======== Input records ========

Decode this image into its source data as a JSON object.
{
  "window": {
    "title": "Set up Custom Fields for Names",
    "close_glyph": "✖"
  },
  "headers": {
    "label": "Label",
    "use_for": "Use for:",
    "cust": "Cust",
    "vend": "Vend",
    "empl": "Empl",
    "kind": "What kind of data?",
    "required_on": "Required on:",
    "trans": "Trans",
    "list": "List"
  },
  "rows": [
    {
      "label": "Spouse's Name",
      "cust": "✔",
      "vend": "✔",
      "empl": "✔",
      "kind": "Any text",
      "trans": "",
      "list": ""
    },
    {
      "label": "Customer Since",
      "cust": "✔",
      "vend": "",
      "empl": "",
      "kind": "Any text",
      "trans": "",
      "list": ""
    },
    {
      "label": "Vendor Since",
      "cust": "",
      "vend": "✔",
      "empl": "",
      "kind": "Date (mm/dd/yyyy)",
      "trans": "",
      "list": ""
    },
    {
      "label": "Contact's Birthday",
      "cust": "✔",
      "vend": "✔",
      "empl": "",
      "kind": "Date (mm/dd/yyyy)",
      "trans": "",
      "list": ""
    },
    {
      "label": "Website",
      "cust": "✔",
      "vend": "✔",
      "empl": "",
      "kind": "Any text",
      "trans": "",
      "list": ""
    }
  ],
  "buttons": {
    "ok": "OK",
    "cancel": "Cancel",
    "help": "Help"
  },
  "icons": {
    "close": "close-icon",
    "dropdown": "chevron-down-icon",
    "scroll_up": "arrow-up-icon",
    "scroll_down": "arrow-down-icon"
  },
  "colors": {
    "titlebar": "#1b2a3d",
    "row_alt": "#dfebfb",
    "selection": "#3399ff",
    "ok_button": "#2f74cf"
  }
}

========

■ **Aim of the exercise**: Repeat all of the records above exactly as written.

■ **Solution**:
Decode this image into its source data as a JSON object.
{
  "window": {
    "title": "Set up Custom Fields for Names",
    "close_glyph": "✖"
  },
  "headers": {
    "label": "Label",
    "use_for": "Use for:",
    "cust": "Cust",
    "vend": "Vend",
    "empl": "Empl",
    "kind": "What kind of data?",
    "required_on": "Required on:",
    "trans": "Trans",
    "list": "List"
  },
  "rows": [
    {
      "label": "Spouse's Name",
      "cust": "✔",
      "vend": "✔",
      "empl": "✔",
      "kind": "Any text",
      "trans": "",
      "list": ""
    },
    {
      "label": "Customer Since",
      "cust": "✔",
      "vend": "",
      "empl": "",
      "kind": "Any text",
      "trans": "",
      "list": ""
    },
    {
      "label": "Vendor Since",
      "cust": "",
      "vend": "✔",
      "empl": "",
      "kind": "Date (mm/dd/yyyy)",
      "trans": "",
      "list": ""
    },
    {
      "label": "Contact's Birthday",
      "cust": "✔",
      "vend": "✔",
      "empl": "",
      "kind": "Date (mm/dd/yyyy)",
      "trans": "",
      "list": ""
    },
    {
      "label": "Website",
      "cust": "✔",
      "vend": "✔",
      "empl": "",
      "kind": "Any text",
      "trans": "",
      "list": ""
    }
  ],
  "buttons": {
    "ok": "OK",
    "cancel": "Cancel",
    "help": "Help"
  },
  "icons": {
    "close": "close-icon",
    "dropdown": "chevron-down-icon",
    "scroll_up": "arrow-up-icon",
    "scroll_down": "arrow-down-icon"
  },
  "colors": {
    "titlebar": "#1b2a3d",
    "row_alt": "#dfebfb",
    "selection": "#3399ff",
    "ok_button": "#2f74cf"
  }
}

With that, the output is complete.